** START OF Provided material **

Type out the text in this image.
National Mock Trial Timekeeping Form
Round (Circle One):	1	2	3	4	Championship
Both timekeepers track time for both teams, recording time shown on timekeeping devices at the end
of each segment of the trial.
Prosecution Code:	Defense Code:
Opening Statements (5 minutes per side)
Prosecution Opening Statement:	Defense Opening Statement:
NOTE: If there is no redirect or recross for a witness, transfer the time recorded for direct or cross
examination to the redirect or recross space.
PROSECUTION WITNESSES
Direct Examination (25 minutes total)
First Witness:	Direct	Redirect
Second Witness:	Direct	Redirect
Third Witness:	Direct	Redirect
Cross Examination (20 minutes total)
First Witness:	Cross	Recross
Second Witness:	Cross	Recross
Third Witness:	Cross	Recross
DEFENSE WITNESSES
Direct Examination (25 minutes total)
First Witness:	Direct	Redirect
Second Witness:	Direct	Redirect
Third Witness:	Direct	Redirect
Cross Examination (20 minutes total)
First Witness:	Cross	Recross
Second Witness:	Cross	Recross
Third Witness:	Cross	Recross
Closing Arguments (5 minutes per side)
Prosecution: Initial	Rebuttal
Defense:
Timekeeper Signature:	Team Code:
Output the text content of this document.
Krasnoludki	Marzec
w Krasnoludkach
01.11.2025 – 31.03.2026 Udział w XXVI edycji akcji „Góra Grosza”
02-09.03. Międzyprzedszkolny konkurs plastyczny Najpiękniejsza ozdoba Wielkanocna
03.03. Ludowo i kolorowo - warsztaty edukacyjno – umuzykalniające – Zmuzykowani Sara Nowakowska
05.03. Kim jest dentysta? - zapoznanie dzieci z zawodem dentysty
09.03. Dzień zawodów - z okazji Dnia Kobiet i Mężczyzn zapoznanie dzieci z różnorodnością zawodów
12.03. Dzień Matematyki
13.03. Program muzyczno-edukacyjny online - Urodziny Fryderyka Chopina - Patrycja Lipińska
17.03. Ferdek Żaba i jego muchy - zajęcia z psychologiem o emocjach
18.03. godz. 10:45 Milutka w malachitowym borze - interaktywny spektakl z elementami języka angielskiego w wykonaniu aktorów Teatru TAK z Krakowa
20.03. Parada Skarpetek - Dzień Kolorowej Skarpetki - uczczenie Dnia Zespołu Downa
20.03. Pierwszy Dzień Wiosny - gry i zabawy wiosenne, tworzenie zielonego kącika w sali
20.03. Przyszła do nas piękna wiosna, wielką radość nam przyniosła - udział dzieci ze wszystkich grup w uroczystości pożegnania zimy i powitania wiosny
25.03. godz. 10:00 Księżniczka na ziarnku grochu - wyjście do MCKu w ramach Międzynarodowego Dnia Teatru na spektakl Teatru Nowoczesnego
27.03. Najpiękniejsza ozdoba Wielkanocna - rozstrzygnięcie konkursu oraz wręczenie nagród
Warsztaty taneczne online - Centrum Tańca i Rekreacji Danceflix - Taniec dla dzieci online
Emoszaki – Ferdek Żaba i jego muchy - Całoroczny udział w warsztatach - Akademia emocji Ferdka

** END OF Provided material **

_Directions for this task_
Extract the entries above verbatim.

_Exercise result_
Type out the text in this image.
National Mock Trial Timekeeping Form
Round (Circle One):	1	2	3	4	Championship
Both timekeepers track time for both teams, recording time shown on timekeeping devices at the end
of each segment of the trial.
Prosecution Code:	Defense Code:
Opening Statements (5 minutes per side)
Prosecution Opening Statement:	Defense Opening Statement:
NOTE: If there is no redirect or recross for a witness, transfer the time recorded for direct or cross
examination to the redirect or recross space.
PROSECUTION WITNESSES
Direct Examination (25 minutes total)
First Witness:	Direct	Redirect
Second Witness:	Direct	Redirect
Third Witness:	Direct	Redirect
Cross Examination (20 minutes total)
First Witness:	Cross	Recross
Second Witness:	Cross	Recross
Third Witness:	Cross	Recross
DEFENSE WITNESSES
Direct Examination (25 minutes total)
First Witness:	Direct	Redirect
Second Witness:	Direct	Redirect
Third Witness:	Direct	Redirect
Cross Examination (20 minutes total)
First Witness:	Cross	Recross
Second Witness:	Cross	Recross
Third Witness:	Cross	Recross
Closing Arguments (5 minutes per side)
Prosecution: Initial	Rebuttal
Defense:
Timekeeper Signature:	Team Code:
Output the text content of this document.
Krasnoludki	Marzec
w Krasnoludkach
01.11.2025 – 31.03.2026 Udział w XXVI edycji akcji „Góra Grosza”
02-09.03. Międzyprzedszkolny konkurs plastyczny Najpiękniejsza ozdoba Wielkanocna
03.03. Ludowo i kolorowo - warsztaty edukacyjno – umuzykalniające – Zmuzykowani Sara Nowakowska
05.03. Kim jest dentysta? - zapoznanie dzieci z zawodem dentysty
09.03. Dzień zawodów - z okazji Dnia Kobiet i Mężczyzn zapoznanie dzieci z różnorodnością zawodów
12.03. Dzień Matematyki
13.03. Program muzyczno-edukacyjny online - Urodziny Fryderyka Chopina - Patrycja Lipińska
17.03. Ferdek Żaba i jego muchy - zajęcia z psychologiem o emocjach
18.03. godz. 10:45 Milutka w malachitowym borze - interaktywny spektakl z elementami języka angielskiego w wykonaniu aktorów Teatru TAK z Krakowa
20.03. Parada Skarpetek - Dzień Kolorowej Skarpetki - uczczenie Dnia Zespołu Downa
20.03. Pierwszy Dzień Wiosny - gry i zabawy wiosenne, tworzenie zielonego kącika w sali
20.03. Przyszła do nas piękna wiosna, wielką radość nam przyniosła - udział dzieci ze wszystkich grup w uroczystości pożegnania zimy i powitania wiosny
25.03. godz. 10:00 Księżniczka na ziarnku grochu - wyjście do MCKu w ramach Międzynarodowego Dnia Teatru na spektakl Teatru Nowoczesnego
27.03. Najpiękniejsza ozdoba Wielkanocna - rozstrzygnięcie konkursu oraz wręczenie nagród
Warsztaty taneczne online - Centrum Tańca i Rekreacji Danceflix - Taniec dla dzieci online
Emoszaki – Ferdek Żaba i jego muchy - Całoroczny udział w warsztatach - Akademia emocji Ferdka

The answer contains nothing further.